━━ Supplied data ━━

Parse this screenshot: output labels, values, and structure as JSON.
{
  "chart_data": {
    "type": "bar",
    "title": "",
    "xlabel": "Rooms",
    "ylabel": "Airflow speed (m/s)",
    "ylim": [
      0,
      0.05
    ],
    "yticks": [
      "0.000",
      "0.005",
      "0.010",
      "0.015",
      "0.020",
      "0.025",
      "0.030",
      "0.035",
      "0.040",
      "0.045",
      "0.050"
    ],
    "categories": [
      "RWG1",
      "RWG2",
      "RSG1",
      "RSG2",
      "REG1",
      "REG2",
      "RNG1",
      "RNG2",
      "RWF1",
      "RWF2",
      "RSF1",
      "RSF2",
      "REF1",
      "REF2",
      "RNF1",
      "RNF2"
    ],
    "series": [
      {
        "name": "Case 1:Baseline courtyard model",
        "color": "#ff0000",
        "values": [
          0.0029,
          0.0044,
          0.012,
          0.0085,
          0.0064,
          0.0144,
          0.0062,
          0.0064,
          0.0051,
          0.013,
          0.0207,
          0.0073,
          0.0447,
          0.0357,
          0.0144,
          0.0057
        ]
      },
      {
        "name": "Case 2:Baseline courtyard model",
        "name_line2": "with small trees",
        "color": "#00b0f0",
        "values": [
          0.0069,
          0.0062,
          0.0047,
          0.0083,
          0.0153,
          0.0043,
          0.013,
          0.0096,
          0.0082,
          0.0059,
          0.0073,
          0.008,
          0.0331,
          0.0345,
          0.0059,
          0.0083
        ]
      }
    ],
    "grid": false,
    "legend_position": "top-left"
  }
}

━━━

Output the listing above without altering a single character.

Expected answer
Parse this screenshot: output labels, values, and structure as JSON.
{
  "chart_data": {
    "type": "bar",
    "title": "",
    "xlabel": "Rooms",
    "ylabel": "Airflow speed (m/s)",
    "ylim": [
      0,
      0.05
    ],
    "yticks": [
      "0.000",
      "0.005",
      "0.010",
      "0.015",
      "0.020",
      "0.025",
      "0.030",
      "0.035",
      "0.040",
      "0.045",
      "0.050"
    ],
    "categories": [
      "RWG1",
      "RWG2",
      "RSG1",
      "RSG2",
      "REG1",
      "REG2",
      "RNG1",
      "RNG2",
      "RWF1",
      "RWF2",
      "RSF1",
      "RSF2",
      "REF1",
      "REF2",
      "RNF1",
      "RNF2"
    ],
    "series": [
      {
        "name": "Case 1:Baseline courtyard model",
        "color": "#ff0000",
        "values": [
          0.0029,
          0.0044,
          0.012,
          0.0085,
          0.0064,
          0.0144,
          0.0062,
          0.0064,
          0.0051,
          0.013,
          0.0207,
          0.0073,
          0.0447,
          0.0357,
          0.0144,
          0.0057
        ]
      },
      {
        "name": "Case 2:Baseline courtyard model",
        "name_line2": "with small trees",
        "color": "#00b0f0",
        "values": [
          0.0069,
          0.0062,
          0.0047,
          0.0083,
          0.0153,
          0.0043,
          0.013,
          0.0096,
          0.0082,
          0.0059,
          0.0073,
          0.008,
          0.0331,
          0.0345,
          0.0059,
          0.0083
        ]
      }
    ],
    "grid": false,
    "legend_position": "top-left"
  }
}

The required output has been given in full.